*What you should do*
From the records below, pull each line that has "或改写人".

(Items from a data source)
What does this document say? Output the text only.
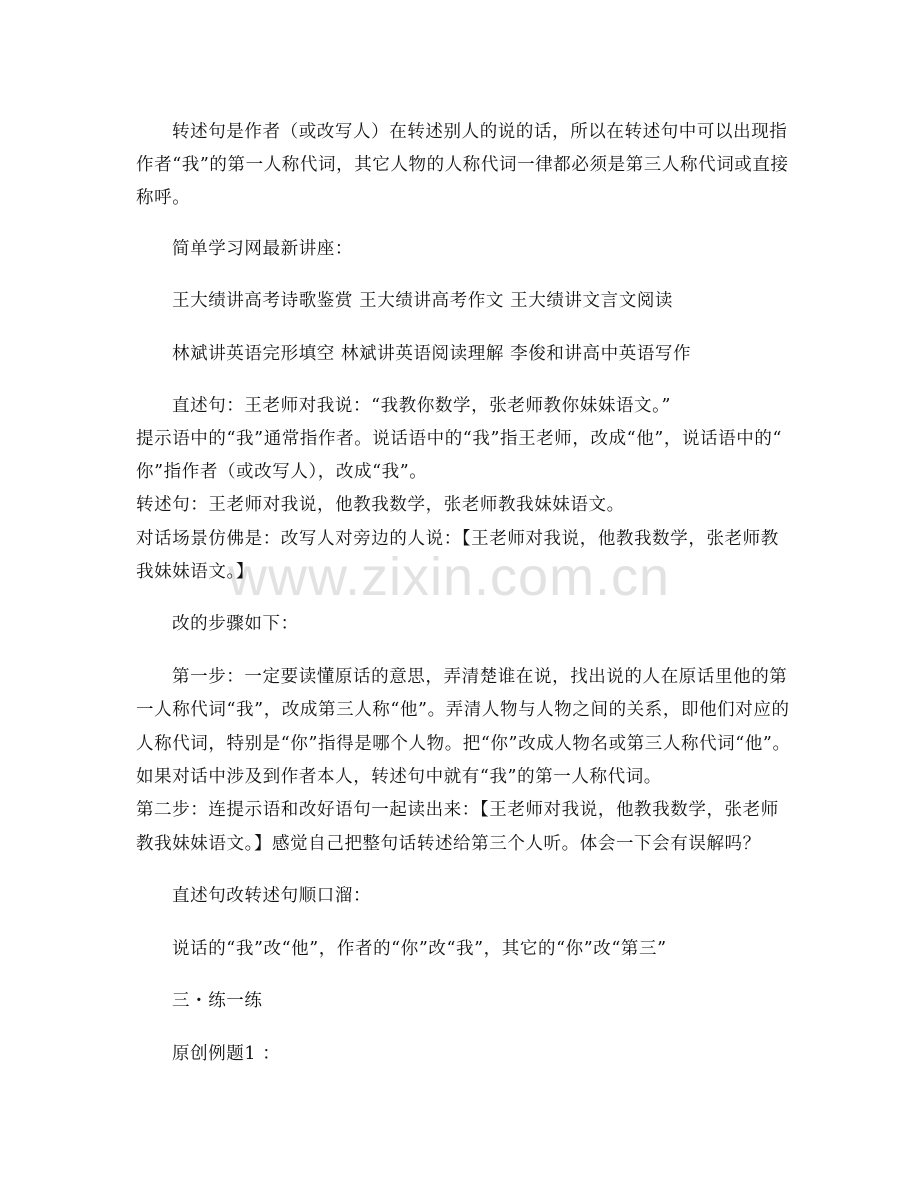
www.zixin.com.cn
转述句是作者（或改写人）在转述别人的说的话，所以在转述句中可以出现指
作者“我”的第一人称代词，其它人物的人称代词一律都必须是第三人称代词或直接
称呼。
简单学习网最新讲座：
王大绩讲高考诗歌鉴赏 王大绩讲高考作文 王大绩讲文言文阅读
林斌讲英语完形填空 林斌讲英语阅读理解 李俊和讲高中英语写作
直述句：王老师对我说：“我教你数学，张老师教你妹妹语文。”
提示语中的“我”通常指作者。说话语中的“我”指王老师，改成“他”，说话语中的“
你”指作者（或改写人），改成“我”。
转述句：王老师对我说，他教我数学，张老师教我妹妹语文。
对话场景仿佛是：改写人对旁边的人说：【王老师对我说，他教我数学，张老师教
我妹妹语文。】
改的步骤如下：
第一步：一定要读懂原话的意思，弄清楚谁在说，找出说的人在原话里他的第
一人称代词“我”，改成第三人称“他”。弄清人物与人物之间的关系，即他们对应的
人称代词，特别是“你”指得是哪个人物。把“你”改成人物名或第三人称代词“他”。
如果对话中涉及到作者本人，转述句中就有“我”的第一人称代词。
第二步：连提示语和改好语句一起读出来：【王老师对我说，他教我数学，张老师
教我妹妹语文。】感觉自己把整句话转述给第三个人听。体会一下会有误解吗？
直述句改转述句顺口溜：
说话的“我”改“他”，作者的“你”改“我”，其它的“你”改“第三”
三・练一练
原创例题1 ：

...

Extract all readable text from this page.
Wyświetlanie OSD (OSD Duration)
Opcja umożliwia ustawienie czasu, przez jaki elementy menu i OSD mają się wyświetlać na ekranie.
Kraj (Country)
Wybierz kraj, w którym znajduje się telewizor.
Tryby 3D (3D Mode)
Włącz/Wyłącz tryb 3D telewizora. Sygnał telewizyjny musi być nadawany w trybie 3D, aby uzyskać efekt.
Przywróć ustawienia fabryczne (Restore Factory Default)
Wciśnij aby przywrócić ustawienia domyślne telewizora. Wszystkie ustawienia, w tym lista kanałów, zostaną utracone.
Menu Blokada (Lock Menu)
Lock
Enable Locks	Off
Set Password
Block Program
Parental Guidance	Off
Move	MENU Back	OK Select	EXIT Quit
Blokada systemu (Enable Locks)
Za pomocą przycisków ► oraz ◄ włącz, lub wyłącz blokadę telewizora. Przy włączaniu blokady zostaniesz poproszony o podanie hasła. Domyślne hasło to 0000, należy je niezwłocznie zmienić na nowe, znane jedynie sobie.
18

*Written solution*
转述句是作者（或改写人）在转述别人的说的话，所以在转述句中可以出现指
你”指作者（或改写人），改成“我”。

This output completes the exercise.